━━ Records provided ━━
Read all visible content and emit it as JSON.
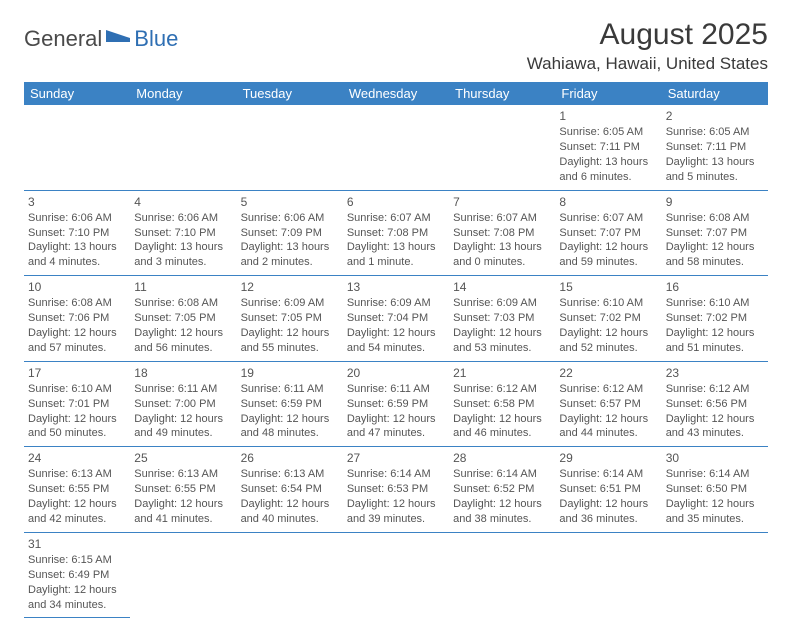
{
  "logo": {
    "general": "General",
    "blue": "Blue"
  },
  "title": "August 2025",
  "location": "Wahiawa, Hawaii, United States",
  "headers": [
    "Sunday",
    "Monday",
    "Tuesday",
    "Wednesday",
    "Thursday",
    "Friday",
    "Saturday"
  ],
  "colors": {
    "header_bg": "#3b82c4",
    "header_fg": "#ffffff",
    "border": "#3b82c4",
    "text": "#555555",
    "title": "#3a3a3a",
    "logo_blue": "#2f6fb3"
  },
  "weeks": [
    [
      null,
      null,
      null,
      null,
      null,
      {
        "n": "1",
        "sr": "Sunrise: 6:05 AM",
        "ss": "Sunset: 7:11 PM",
        "d1": "Daylight: 13 hours",
        "d2": "and 6 minutes."
      },
      {
        "n": "2",
        "sr": "Sunrise: 6:05 AM",
        "ss": "Sunset: 7:11 PM",
        "d1": "Daylight: 13 hours",
        "d2": "and 5 minutes."
      }
    ],
    [
      {
        "n": "3",
        "sr": "Sunrise: 6:06 AM",
        "ss": "Sunset: 7:10 PM",
        "d1": "Daylight: 13 hours",
        "d2": "and 4 minutes."
      },
      {
        "n": "4",
        "sr": "Sunrise: 6:06 AM",
        "ss": "Sunset: 7:10 PM",
        "d1": "Daylight: 13 hours",
        "d2": "and 3 minutes."
      },
      {
        "n": "5",
        "sr": "Sunrise: 6:06 AM",
        "ss": "Sunset: 7:09 PM",
        "d1": "Daylight: 13 hours",
        "d2": "and 2 minutes."
      },
      {
        "n": "6",
        "sr": "Sunrise: 6:07 AM",
        "ss": "Sunset: 7:08 PM",
        "d1": "Daylight: 13 hours",
        "d2": "and 1 minute."
      },
      {
        "n": "7",
        "sr": "Sunrise: 6:07 AM",
        "ss": "Sunset: 7:08 PM",
        "d1": "Daylight: 13 hours",
        "d2": "and 0 minutes."
      },
      {
        "n": "8",
        "sr": "Sunrise: 6:07 AM",
        "ss": "Sunset: 7:07 PM",
        "d1": "Daylight: 12 hours",
        "d2": "and 59 minutes."
      },
      {
        "n": "9",
        "sr": "Sunrise: 6:08 AM",
        "ss": "Sunset: 7:07 PM",
        "d1": "Daylight: 12 hours",
        "d2": "and 58 minutes."
      }
    ],
    [
      {
        "n": "10",
        "sr": "Sunrise: 6:08 AM",
        "ss": "Sunset: 7:06 PM",
        "d1": "Daylight: 12 hours",
        "d2": "and 57 minutes."
      },
      {
        "n": "11",
        "sr": "Sunrise: 6:08 AM",
        "ss": "Sunset: 7:05 PM",
        "d1": "Daylight: 12 hours",
        "d2": "and 56 minutes."
      },
      {
        "n": "12",
        "sr": "Sunrise: 6:09 AM",
        "ss": "Sunset: 7:05 PM",
        "d1": "Daylight: 12 hours",
        "d2": "and 55 minutes."
      },
      {
        "n": "13",
        "sr": "Sunrise: 6:09 AM",
        "ss": "Sunset: 7:04 PM",
        "d1": "Daylight: 12 hours",
        "d2": "and 54 minutes."
      },
      {
        "n": "14",
        "sr": "Sunrise: 6:09 AM",
        "ss": "Sunset: 7:03 PM",
        "d1": "Daylight: 12 hours",
        "d2": "and 53 minutes."
      },
      {
        "n": "15",
        "sr": "Sunrise: 6:10 AM",
        "ss": "Sunset: 7:02 PM",
        "d1": "Daylight: 12 hours",
        "d2": "and 52 minutes."
      },
      {
        "n": "16",
        "sr": "Sunrise: 6:10 AM",
        "ss": "Sunset: 7:02 PM",
        "d1": "Daylight: 12 hours",
        "d2": "and 51 minutes."
      }
    ],
    [
      {
        "n": "17",
        "sr": "Sunrise: 6:10 AM",
        "ss": "Sunset: 7:01 PM",
        "d1": "Daylight: 12 hours",
        "d2": "and 50 minutes."
      },
      {
        "n": "18",
        "sr": "Sunrise: 6:11 AM",
        "ss": "Sunset: 7:00 PM",
        "d1": "Daylight: 12 hours",
        "d2": "and 49 minutes."
      },
      {
        "n": "19",
        "sr": "Sunrise: 6:11 AM",
        "ss": "Sunset: 6:59 PM",
        "d1": "Daylight: 12 hours",
        "d2": "and 48 minutes."
      },
      {
        "n": "20",
        "sr": "Sunrise: 6:11 AM",
        "ss": "Sunset: 6:59 PM",
        "d1": "Daylight: 12 hours",
        "d2": "and 47 minutes."
      },
      {
        "n": "21",
        "sr": "Sunrise: 6:12 AM",
        "ss": "Sunset: 6:58 PM",
        "d1": "Daylight: 12 hours",
        "d2": "and 46 minutes."
      },
      {
        "n": "22",
        "sr": "Sunrise: 6:12 AM",
        "ss": "Sunset: 6:57 PM",
        "d1": "Daylight: 12 hours",
        "d2": "and 44 minutes."
      },
      {
        "n": "23",
        "sr": "Sunrise: 6:12 AM",
        "ss": "Sunset: 6:56 PM",
        "d1": "Daylight: 12 hours",
        "d2": "and 43 minutes."
      }
    ],
    [
      {
        "n": "24",
        "sr": "Sunrise: 6:13 AM",
        "ss": "Sunset: 6:55 PM",
        "d1": "Daylight: 12 hours",
        "d2": "and 42 minutes."
      },
      {
        "n": "25",
        "sr": "Sunrise: 6:13 AM",
        "ss": "Sunset: 6:55 PM",
        "d1": "Daylight: 12 hours",
        "d2": "and 41 minutes."
      },
      {
        "n": "26",
        "sr": "Sunrise: 6:13 AM",
        "ss": "Sunset: 6:54 PM",
        "d1": "Daylight: 12 hours",
        "d2": "and 40 minutes."
      },
      {
        "n": "27",
        "sr": "Sunrise: 6:14 AM",
        "ss": "Sunset: 6:53 PM",
        "d1": "Daylight: 12 hours",
        "d2": "and 39 minutes."
      },
      {
        "n": "28",
        "sr": "Sunrise: 6:14 AM",
        "ss": "Sunset: 6:52 PM",
        "d1": "Daylight: 12 hours",
        "d2": "and 38 minutes."
      },
      {
        "n": "29",
        "sr": "Sunrise: 6:14 AM",
        "ss": "Sunset: 6:51 PM",
        "d1": "Daylight: 12 hours",
        "d2": "and 36 minutes."
      },
      {
        "n": "30",
        "sr": "Sunrise: 6:14 AM",
        "ss": "Sunset: 6:50 PM",
        "d1": "Daylight: 12 hours",
        "d2": "and 35 minutes."
      }
    ],
    [
      {
        "n": "31",
        "sr": "Sunrise: 6:15 AM",
        "ss": "Sunset: 6:49 PM",
        "d1": "Daylight: 12 hours",
        "d2": "and 34 minutes."
      },
      null,
      null,
      null,
      null,
      null,
      null
    ]
  ]
}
━━━
• [Written request]:
All of the records above must be copied exactly, except for the pictures.

• [Response to this task]:
Read all visible content and emit it as JSON.
{
  "logo": {
    "general": "General",
    "blue": "Blue"
  },
  "title": "August 2025",
  "location": "Wahiawa, Hawaii, United States",
  "headers": [
    "Sunday",
    "Monday",
    "Tuesday",
    "Wednesday",
    "Thursday",
    "Friday",
    "Saturday"
  ],
  "colors": {
    "header_bg": "#3b82c4",
    "header_fg": "#ffffff",
    "border": "#3b82c4",
    "text": "#555555",
    "title": "#3a3a3a",
    "logo_blue": "#2f6fb3"
  },
  "weeks": [
    [
      null,
      null,
      null,
      null,
      null,
      {
        "n": "1",
        "sr": "Sunrise: 6:05 AM",
        "ss": "Sunset: 7:11 PM",
        "d1": "Daylight: 13 hours",
        "d2": "and 6 minutes."
      },
      {
        "n": "2",
        "sr": "Sunrise: 6:05 AM",
        "ss": "Sunset: 7:11 PM",
        "d1": "Daylight: 13 hours",
        "d2": "and 5 minutes."
      }
    ],
    [
      {
        "n": "3",
        "sr": "Sunrise: 6:06 AM",
        "ss": "Sunset: 7:10 PM",
        "d1": "Daylight: 13 hours",
        "d2": "and 4 minutes."
      },
      {
        "n": "4",
        "sr": "Sunrise: 6:06 AM",
        "ss": "Sunset: 7:10 PM",
        "d1": "Daylight: 13 hours",
        "d2": "and 3 minutes."
      },
      {
        "n": "5",
        "sr": "Sunrise: 6:06 AM",
        "ss": "Sunset: 7:09 PM",
        "d1": "Daylight: 13 hours",
        "d2": "and 2 minutes."
      },
      {
        "n": "6",
        "sr": "Sunrise: 6:07 AM",
        "ss": "Sunset: 7:08 PM",
        "d1": "Daylight: 13 hours",
        "d2": "and 1 minute."
      },
      {
        "n": "7",
        "sr": "Sunrise: 6:07 AM",
        "ss": "Sunset: 7:08 PM",
        "d1": "Daylight: 13 hours",
        "d2": "and 0 minutes."
      },
      {
        "n": "8",
        "sr": "Sunrise: 6:07 AM",
        "ss": "Sunset: 7:07 PM",
        "d1": "Daylight: 12 hours",
        "d2": "and 59 minutes."
      },
      {
        "n": "9",
        "sr": "Sunrise: 6:08 AM",
        "ss": "Sunset: 7:07 PM",
        "d1": "Daylight: 12 hours",
        "d2": "and 58 minutes."
      }
    ],
    [
      {
        "n": "10",
        "sr": "Sunrise: 6:08 AM",
        "ss": "Sunset: 7:06 PM",
        "d1": "Daylight: 12 hours",
        "d2": "and 57 minutes."
      },
      {
        "n": "11",
        "sr": "Sunrise: 6:08 AM",
        "ss": "Sunset: 7:05 PM",
        "d1": "Daylight: 12 hours",
        "d2": "and 56 minutes."
      },
      {
        "n": "12",
        "sr": "Sunrise: 6:09 AM",
        "ss": "Sunset: 7:05 PM",
        "d1": "Daylight: 12 hours",
        "d2": "and 55 minutes."
      },
      {
        "n": "13",
        "sr": "Sunrise: 6:09 AM",
        "ss": "Sunset: 7:04 PM",
        "d1": "Daylight: 12 hours",
        "d2": "and 54 minutes."
      },
      {
        "n": "14",
        "sr": "Sunrise: 6:09 AM",
        "ss": "Sunset: 7:03 PM",
        "d1": "Daylight: 12 hours",
        "d2": "and 53 minutes."
      },
      {
        "n": "15",
        "sr": "Sunrise: 6:10 AM",
        "ss": "Sunset: 7:02 PM",
        "d1": "Daylight: 12 hours",
        "d2": "and 52 minutes."
      },
      {
        "n": "16",
        "sr": "Sunrise: 6:10 AM",
        "ss": "Sunset: 7:02 PM",
        "d1": "Daylight: 12 hours",
        "d2": "and 51 minutes."
      }
    ],
    [
      {
        "n": "17",
        "sr": "Sunrise: 6:10 AM",
        "ss": "Sunset: 7:01 PM",
        "d1": "Daylight: 12 hours",
        "d2": "and 50 minutes."
      },
      {
        "n": "18",
        "sr": "Sunrise: 6:11 AM",
        "ss": "Sunset: 7:00 PM",
        "d1": "Daylight: 12 hours",
        "d2": "and 49 minutes."
      },
      {
        "n": "19",
        "sr": "Sunrise: 6:11 AM",
        "ss": "Sunset: 6:59 PM",
        "d1": "Daylight: 12 hours",
        "d2": "and 48 minutes."
      },
      {
        "n": "20",
        "sr": "Sunrise: 6:11 AM",
        "ss": "Sunset: 6:59 PM",
        "d1": "Daylight: 12 hours",
        "d2": "and 47 minutes."
      },
      {
        "n": "21",
        "sr": "Sunrise: 6:12 AM",
        "ss": "Sunset: 6:58 PM",
        "d1": "Daylight: 12 hours",
        "d2": "and 46 minutes."
      },
      {
        "n": "22",
        "sr": "Sunrise: 6:12 AM",
        "ss": "Sunset: 6:57 PM",
        "d1": "Daylight: 12 hours",
        "d2": "and 44 minutes."
      },
      {
        "n": "23",
        "sr": "Sunrise: 6:12 AM",
        "ss": "Sunset: 6:56 PM",
        "d1": "Daylight: 12 hours",
        "d2": "and 43 minutes."
      }
    ],
    [
      {
        "n": "24",
        "sr": "Sunrise: 6:13 AM",
        "ss": "Sunset: 6:55 PM",
        "d1": "Daylight: 12 hours",
        "d2": "and 42 minutes."
      },
      {
        "n": "25",
        "sr": "Sunrise: 6:13 AM",
        "ss": "Sunset: 6:55 PM",
        "d1": "Daylight: 12 hours",
        "d2": "and 41 minutes."
      },
      {
        "n": "26",
        "sr": "Sunrise: 6:13 AM",
        "ss": "Sunset: 6:54 PM",
        "d1": "Daylight: 12 hours",
        "d2": "and 40 minutes."
      },
      {
        "n": "27",
        "sr": "Sunrise: 6:14 AM",
        "ss": "Sunset: 6:53 PM",
        "d1": "Daylight: 12 hours",
        "d2": "and 39 minutes."
      },
      {
        "n": "28",
        "sr": "Sunrise: 6:14 AM",
        "ss": "Sunset: 6:52 PM",
        "d1": "Daylight: 12 hours",
        "d2": "and 38 minutes."
      },
      {
        "n": "29",
        "sr": "Sunrise: 6:14 AM",
        "ss": "Sunset: 6:51 PM",
        "d1": "Daylight: 12 hours",
        "d2": "and 36 minutes."
      },
      {
        "n": "30",
        "sr": "Sunrise: 6:14 AM",
        "ss": "Sunset: 6:50 PM",
        "d1": "Daylight: 12 hours",
        "d2": "and 35 minutes."
      }
    ],
    [
      {
        "n": "31",
        "sr": "Sunrise: 6:15 AM",
        "ss": "Sunset: 6:49 PM",
        "d1": "Daylight: 12 hours",
        "d2": "and 34 minutes."
      },
      null,
      null,
      null,
      null,
      null,
      null
    ]
  ]
}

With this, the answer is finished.